-- Source --
[START]

Story and Photos By Clement Salvadori
I was a little concerned about riding through Iowa in June of 2011. Nothing to do with bandits, earthquakes or extra-terrestrial beings, just two big rivers. That spring, middle America was in full flood, with huge amounts of snow melting and heavy rains, and I was going to cross the two biggest rivers in this country: the Mississippi and the Missouri. (And I was hoping that the route I had chosen would not be washed out.)
The main attraction for me in Iowa stretched from river to river: the old Lincoln Highway, now known as U.S. 30. That was the original ocean-to-ocean road, conceived in 1913, constantly revised, but still pretty much a two-lane road in today’s Iowa. By the way, the Iowa nickname of Hawkeye dates back to the 1830s when the land was still a territory, not yet a state, and honors a Sauk Indian, Chief Black Hawk.
Also, I wanted to visit the National Motorcycle Museum in Anamosa, Iowa, and this was my opportunity. We have the better part of a dozen major motorcycle museums in this country, as well as a couple of dozen less formal ones, but I had never been to that one. Not that I knew where Anamosa was. Having just escaped the confines of Chicago, I pulled over at a rest stop on Illinois’ Ronald Reagan Memorial Tollway (heck of a way to be remembered, constantly asking for money) to have a look at the map. I saw that Anamosa was on Route 64, a state route number shared by Illinois and Iowa, and the tollway was equidistant from 30 and 64—I went north and picked up 64.
This took me to the sleepy river-town of Savanna, where I saw the first advertising for the museum, as well as for a small Harley museum located in a restaurant/bar called the Iron Horse Social Club. Being still morning, the club was not open. Savanna must have been a rip-snorting sort of place where the paddlewheelers would pull in 150 years ago. Then the railroad arrived in 1875, making this a real transportation hub. And a ferryboat would take you over to Iowa.
That ferry service pretty much came to an end in the 1930s when FDR was busy creating jobs and the government provided money to build a bridge over the Mighty Miss. It’s still a good bridge, well kept up. On a normal day, the center span stands 65 feet above the water, but on my day of crossing I figured it was a good deal less than that because the river was running high.

[END]

-- Given instruction A --
Present the entries as a numbered list with blank lines omitted, beginning at their first line and ending with the line that contains "666, 686, 693]".

-- Items --
[START]

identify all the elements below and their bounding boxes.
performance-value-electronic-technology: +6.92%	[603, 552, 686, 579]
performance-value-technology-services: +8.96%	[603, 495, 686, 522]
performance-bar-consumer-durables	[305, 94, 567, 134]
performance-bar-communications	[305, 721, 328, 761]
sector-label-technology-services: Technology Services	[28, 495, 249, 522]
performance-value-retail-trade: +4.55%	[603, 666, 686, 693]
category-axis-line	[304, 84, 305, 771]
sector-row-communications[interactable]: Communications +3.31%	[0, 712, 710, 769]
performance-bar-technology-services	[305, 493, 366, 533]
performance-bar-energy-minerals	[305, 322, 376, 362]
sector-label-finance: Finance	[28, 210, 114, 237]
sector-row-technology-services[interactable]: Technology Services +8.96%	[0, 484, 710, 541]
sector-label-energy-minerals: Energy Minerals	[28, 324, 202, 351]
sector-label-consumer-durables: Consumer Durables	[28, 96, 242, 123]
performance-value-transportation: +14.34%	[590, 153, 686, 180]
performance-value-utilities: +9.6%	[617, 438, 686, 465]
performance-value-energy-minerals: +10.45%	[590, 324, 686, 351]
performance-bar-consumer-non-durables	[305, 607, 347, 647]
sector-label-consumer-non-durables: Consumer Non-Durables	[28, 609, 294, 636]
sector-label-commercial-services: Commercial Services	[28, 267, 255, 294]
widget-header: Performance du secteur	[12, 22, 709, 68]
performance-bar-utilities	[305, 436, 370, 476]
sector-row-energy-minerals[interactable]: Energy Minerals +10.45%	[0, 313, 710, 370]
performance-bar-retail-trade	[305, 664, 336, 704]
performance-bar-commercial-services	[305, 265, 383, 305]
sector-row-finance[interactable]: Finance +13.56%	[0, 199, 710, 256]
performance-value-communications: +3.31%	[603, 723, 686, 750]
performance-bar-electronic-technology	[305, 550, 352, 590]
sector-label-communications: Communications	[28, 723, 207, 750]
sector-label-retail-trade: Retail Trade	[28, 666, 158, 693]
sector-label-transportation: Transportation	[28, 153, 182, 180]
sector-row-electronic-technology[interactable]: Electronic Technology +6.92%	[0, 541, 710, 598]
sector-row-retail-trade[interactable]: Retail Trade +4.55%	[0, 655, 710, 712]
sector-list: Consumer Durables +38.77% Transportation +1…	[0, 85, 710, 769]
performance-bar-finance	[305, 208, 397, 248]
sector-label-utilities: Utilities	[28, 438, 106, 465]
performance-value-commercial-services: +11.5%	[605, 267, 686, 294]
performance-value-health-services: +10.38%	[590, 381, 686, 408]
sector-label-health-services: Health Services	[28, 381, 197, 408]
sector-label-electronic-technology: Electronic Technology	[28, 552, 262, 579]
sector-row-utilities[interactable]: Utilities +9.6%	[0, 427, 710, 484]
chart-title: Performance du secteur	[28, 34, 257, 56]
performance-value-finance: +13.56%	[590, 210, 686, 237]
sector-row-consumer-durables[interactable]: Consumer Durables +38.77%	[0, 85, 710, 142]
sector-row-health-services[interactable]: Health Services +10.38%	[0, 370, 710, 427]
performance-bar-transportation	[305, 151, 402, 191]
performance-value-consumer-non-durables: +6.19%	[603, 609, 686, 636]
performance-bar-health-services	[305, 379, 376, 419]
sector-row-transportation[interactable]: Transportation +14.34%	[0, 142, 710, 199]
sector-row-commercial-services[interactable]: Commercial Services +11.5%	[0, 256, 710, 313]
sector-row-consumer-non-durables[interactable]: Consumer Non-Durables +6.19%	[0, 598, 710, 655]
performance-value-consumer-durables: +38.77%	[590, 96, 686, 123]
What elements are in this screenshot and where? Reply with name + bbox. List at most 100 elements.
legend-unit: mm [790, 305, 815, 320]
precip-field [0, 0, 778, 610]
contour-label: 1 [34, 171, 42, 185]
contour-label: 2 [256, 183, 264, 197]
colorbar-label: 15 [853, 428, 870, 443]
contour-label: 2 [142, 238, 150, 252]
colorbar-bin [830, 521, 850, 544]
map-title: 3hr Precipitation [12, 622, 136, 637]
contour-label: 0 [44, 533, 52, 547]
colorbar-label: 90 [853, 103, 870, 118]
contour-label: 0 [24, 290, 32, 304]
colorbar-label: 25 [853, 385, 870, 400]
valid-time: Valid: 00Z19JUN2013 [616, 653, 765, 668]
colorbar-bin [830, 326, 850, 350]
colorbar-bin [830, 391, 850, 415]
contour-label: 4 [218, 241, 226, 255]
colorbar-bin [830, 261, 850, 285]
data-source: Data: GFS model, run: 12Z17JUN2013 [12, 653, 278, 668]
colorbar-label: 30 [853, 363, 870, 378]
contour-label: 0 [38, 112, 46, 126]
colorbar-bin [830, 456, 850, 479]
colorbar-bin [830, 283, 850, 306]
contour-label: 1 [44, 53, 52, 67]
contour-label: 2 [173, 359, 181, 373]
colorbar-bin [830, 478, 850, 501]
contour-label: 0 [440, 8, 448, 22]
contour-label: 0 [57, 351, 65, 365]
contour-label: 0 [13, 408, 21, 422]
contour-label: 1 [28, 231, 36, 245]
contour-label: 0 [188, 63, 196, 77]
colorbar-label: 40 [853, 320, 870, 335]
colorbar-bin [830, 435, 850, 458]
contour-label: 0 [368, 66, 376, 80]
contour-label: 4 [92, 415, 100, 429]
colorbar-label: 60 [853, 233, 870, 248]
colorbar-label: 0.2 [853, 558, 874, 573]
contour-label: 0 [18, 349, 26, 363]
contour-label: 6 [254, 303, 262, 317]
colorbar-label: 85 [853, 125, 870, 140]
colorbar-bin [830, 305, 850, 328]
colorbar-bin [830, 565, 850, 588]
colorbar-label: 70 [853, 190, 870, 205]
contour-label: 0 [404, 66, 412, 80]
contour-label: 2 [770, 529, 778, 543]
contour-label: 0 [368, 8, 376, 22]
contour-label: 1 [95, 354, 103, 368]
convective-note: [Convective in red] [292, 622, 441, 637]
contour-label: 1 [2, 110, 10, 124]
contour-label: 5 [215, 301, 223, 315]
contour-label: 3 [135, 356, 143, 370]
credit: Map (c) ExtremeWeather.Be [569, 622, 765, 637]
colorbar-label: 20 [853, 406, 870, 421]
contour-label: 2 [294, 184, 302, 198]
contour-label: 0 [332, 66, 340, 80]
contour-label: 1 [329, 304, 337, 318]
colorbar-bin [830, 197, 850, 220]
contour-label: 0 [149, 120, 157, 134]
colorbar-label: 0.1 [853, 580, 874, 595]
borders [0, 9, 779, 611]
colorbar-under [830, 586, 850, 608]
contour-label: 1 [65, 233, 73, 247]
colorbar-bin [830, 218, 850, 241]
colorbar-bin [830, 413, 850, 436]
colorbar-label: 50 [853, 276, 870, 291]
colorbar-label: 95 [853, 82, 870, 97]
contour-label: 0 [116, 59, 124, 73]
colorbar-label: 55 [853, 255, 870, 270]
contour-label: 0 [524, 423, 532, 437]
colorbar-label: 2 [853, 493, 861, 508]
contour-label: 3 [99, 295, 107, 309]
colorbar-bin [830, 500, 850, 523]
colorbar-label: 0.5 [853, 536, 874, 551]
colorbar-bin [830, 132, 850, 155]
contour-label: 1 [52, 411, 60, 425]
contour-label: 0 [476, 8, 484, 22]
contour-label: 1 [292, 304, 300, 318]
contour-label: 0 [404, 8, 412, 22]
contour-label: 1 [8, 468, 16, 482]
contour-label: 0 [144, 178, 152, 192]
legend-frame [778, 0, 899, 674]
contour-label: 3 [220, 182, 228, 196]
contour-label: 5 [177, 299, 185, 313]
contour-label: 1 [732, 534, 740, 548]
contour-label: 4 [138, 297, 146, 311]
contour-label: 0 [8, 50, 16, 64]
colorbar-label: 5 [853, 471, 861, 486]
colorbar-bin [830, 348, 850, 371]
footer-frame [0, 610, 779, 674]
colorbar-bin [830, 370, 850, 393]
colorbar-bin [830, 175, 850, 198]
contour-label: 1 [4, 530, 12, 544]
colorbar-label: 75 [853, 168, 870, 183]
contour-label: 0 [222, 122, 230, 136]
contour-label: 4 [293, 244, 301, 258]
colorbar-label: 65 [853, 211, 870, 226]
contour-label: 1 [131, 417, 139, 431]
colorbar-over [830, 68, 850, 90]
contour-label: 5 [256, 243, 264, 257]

[END]

-- Given instruction B --
Write the next part of the account of the motorcycle ride across Iowa, picking up right after its final sentence.

-- Output A --
1. identify all the elements below and their bounding boxes.
2. performance-value-electronic-technology: +6.92%	[603, 552, 686, 579]
3. performance-value-technology-services: +8.96%	[603, 495, 686, 522]
4. performance-bar-consumer-durables	[305, 94, 567, 134]
5. performance-bar-communications	[305, 721, 328, 761]
6. sector-label-technology-services: Technology Services	[28, 495, 249, 522]
7. performance-value-retail-trade: +4.55%	[603, 666, 686, 693]

-- Output B --
On the other side of the river is Sabula, Iowa, which is built on an island. The bridge leads on, a causeway leads off. The little island has three parallel streets and a population of only a few hundred, but apparently the land was high enough that nobody seemed worried about flooding. A train came along and crossed on the 100-year-old railroad bridge; the bridge has a section that lifts, allowing riverboats to get underneath.
I did manage to get lost on the island, but after asking directions and crossing the causeway I was back on the mainland. Iowa is justly known for its produce, with corn and soy high on the list, and edible animals, with some five million cattle and 20 million hogs. Over 90 percent of the land is given over to crops and grazing, and that provides a beautiful view. The terrain is not flat, but rolling, with lots of low hills and rivers; fertile is an understatement. Tractors plowing, cattle deep in green grass, blue skies and a few white puffy clouds—all is well with the world. Arriving at the town of Maquoketa, a sign told me that I was now on the Grant Wood Scenic Byway.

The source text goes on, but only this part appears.